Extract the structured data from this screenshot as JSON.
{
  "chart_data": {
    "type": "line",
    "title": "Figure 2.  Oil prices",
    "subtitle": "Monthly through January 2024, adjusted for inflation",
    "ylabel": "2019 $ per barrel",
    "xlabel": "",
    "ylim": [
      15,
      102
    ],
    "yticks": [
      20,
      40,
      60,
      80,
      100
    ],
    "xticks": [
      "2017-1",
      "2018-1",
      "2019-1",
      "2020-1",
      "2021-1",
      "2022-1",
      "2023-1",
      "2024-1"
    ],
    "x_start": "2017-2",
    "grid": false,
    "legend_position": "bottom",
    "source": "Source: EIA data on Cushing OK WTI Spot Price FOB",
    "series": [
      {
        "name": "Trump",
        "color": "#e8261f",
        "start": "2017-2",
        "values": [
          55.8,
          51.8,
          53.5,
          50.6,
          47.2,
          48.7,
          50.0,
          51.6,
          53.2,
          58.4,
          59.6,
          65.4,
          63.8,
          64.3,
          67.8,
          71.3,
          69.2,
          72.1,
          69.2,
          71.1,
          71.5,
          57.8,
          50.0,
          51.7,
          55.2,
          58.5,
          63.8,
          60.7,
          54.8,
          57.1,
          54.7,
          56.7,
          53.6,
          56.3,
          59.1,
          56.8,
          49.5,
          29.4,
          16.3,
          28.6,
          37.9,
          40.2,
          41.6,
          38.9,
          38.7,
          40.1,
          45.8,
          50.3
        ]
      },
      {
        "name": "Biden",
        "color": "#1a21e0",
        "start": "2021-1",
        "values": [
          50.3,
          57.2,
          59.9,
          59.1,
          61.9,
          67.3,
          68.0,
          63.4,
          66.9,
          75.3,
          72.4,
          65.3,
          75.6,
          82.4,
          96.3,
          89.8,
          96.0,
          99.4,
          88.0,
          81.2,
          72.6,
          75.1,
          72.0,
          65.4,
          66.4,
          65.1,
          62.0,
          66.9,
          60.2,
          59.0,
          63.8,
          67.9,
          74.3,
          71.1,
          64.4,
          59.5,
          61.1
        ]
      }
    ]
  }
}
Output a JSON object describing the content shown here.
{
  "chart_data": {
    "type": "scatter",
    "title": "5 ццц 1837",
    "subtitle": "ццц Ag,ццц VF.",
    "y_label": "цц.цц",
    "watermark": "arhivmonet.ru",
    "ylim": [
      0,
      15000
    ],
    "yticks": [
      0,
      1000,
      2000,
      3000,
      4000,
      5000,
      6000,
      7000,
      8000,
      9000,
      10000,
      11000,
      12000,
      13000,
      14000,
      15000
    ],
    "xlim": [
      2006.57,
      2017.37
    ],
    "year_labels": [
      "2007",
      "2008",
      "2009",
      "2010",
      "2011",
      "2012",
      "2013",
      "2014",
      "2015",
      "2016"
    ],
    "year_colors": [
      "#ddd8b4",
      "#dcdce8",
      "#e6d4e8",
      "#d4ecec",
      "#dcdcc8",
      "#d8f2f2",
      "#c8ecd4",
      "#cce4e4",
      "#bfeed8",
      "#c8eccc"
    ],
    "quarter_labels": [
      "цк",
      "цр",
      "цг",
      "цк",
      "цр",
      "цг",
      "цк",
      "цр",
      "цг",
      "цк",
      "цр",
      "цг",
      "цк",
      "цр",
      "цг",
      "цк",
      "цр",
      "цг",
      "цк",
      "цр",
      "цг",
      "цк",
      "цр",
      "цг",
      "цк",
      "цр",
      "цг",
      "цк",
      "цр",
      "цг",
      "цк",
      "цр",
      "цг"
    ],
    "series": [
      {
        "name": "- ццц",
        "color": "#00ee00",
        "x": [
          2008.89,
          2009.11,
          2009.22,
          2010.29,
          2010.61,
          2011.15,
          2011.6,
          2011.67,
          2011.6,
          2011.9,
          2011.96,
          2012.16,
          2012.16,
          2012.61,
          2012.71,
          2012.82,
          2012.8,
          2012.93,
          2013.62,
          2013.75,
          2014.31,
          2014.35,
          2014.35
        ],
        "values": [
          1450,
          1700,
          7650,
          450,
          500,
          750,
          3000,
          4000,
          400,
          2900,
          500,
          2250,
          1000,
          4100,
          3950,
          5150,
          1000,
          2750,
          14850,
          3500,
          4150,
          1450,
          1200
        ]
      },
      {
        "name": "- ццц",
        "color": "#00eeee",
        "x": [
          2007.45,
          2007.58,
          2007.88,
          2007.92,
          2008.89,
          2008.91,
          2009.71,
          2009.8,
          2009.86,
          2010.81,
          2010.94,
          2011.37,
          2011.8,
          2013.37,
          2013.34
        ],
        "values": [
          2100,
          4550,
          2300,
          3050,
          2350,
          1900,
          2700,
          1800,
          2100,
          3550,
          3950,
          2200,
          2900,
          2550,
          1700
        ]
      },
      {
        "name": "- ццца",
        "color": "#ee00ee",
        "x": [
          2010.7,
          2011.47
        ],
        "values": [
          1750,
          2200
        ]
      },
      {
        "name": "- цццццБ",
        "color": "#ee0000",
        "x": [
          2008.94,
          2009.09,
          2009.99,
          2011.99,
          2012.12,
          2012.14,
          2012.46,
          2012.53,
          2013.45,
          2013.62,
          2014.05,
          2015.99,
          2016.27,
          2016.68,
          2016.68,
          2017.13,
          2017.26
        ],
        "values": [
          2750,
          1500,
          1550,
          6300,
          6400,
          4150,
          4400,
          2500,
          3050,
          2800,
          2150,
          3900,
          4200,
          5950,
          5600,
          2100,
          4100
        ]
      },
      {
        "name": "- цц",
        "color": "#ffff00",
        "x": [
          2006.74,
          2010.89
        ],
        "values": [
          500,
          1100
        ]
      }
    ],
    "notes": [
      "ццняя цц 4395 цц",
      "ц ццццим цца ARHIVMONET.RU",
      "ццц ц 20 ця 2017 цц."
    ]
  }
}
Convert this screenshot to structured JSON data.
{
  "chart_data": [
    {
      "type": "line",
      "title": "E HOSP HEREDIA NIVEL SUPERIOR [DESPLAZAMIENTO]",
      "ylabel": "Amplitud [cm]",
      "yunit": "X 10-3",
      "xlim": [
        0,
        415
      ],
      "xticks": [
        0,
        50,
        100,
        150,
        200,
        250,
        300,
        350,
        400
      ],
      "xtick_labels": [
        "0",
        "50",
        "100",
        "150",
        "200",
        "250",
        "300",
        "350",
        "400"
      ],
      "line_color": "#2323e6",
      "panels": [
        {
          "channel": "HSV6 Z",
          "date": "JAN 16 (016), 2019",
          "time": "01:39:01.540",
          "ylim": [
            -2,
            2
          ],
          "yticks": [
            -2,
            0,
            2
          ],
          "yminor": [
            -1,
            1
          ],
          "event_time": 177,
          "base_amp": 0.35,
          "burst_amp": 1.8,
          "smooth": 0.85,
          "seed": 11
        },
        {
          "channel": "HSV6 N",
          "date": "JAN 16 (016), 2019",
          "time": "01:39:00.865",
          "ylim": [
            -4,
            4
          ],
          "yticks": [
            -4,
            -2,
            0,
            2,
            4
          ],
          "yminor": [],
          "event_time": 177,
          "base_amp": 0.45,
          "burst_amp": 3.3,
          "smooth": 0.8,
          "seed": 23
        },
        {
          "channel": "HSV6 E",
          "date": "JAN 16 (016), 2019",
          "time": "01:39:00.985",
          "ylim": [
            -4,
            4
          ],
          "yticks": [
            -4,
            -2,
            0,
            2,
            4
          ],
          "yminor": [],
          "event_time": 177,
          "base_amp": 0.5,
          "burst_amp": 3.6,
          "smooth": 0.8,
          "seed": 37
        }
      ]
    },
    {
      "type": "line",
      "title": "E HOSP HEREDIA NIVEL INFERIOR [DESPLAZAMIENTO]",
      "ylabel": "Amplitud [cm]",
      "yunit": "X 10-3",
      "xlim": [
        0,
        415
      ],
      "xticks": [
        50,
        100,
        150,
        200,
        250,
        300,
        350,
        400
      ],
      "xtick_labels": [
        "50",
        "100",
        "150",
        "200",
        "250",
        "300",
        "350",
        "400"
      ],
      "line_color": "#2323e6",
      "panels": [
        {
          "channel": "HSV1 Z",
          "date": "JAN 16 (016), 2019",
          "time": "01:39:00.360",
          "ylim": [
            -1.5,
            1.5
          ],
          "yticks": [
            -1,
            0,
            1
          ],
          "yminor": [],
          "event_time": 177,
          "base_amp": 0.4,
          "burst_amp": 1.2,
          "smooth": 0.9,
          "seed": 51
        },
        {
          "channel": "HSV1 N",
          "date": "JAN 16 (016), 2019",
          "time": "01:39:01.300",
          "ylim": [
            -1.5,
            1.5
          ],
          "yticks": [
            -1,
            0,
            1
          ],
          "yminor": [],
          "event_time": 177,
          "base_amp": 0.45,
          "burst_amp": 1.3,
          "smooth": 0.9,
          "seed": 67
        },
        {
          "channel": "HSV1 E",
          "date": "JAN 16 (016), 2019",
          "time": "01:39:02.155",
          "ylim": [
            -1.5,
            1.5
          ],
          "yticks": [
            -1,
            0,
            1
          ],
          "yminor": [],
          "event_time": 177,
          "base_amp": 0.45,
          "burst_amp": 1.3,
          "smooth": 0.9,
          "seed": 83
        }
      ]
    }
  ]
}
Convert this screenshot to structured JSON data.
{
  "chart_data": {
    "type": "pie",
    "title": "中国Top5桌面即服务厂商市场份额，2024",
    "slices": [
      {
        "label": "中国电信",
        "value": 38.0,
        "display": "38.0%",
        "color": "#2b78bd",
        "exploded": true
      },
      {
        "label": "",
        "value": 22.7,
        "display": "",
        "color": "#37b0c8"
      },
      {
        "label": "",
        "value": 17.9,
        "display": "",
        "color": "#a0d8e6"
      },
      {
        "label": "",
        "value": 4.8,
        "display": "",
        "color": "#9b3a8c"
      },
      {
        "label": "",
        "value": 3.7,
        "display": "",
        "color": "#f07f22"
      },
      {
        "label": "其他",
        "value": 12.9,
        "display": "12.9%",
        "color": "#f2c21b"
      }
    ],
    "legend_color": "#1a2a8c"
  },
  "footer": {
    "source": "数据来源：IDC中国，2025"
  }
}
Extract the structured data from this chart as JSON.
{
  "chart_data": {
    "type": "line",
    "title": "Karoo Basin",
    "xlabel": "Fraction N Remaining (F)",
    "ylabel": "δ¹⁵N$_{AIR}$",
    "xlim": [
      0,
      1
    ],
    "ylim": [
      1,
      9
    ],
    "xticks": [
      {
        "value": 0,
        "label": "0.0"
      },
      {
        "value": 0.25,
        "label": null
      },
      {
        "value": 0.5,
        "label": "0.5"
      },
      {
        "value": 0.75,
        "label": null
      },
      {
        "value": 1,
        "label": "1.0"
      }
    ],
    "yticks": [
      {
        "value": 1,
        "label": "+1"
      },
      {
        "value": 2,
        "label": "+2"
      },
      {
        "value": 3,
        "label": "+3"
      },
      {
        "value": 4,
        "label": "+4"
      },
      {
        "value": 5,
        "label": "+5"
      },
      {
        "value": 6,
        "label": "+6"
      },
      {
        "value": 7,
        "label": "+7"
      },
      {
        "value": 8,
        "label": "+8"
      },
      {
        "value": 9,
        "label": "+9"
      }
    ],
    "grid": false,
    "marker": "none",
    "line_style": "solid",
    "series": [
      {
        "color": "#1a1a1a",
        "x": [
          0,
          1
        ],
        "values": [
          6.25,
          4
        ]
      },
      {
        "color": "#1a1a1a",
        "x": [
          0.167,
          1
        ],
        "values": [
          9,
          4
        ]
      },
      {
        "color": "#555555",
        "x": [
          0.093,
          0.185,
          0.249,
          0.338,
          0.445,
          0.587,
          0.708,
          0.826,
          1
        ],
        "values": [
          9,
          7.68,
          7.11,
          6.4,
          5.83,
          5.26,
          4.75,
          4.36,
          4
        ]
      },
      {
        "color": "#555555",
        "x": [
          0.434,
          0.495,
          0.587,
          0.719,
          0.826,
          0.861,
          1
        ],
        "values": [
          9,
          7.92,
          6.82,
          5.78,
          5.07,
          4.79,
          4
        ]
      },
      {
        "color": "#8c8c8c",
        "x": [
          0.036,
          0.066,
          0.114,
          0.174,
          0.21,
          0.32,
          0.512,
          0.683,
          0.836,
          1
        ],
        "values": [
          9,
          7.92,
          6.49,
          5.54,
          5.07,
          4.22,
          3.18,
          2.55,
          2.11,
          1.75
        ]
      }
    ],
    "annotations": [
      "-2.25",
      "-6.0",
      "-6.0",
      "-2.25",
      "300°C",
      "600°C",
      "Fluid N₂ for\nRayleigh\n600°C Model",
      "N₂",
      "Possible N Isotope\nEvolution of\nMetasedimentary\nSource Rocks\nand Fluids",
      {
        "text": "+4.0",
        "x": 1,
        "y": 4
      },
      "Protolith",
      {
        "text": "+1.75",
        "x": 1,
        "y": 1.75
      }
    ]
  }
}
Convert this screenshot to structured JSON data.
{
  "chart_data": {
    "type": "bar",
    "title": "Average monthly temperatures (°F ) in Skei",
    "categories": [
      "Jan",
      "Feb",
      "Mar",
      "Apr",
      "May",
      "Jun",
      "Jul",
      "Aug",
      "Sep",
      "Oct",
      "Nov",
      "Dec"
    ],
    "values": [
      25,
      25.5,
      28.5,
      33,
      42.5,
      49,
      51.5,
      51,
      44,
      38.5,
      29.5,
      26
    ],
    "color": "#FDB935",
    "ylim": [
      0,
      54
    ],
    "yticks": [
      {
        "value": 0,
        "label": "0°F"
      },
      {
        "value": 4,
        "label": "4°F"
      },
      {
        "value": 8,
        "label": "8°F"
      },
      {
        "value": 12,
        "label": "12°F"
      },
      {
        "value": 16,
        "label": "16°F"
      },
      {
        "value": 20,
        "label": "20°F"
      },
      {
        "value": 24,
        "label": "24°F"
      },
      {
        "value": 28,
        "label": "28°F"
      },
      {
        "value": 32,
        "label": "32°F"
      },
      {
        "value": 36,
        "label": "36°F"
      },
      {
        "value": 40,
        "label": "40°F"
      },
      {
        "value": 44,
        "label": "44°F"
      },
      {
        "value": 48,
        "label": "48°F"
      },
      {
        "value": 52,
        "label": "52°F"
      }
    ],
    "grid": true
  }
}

------------------------------------------------

EXERCISE GOAL
What is the number of lines that hold the string "HOSP"? Reply with that number alone.

REPLY TO THE EXERCISE
2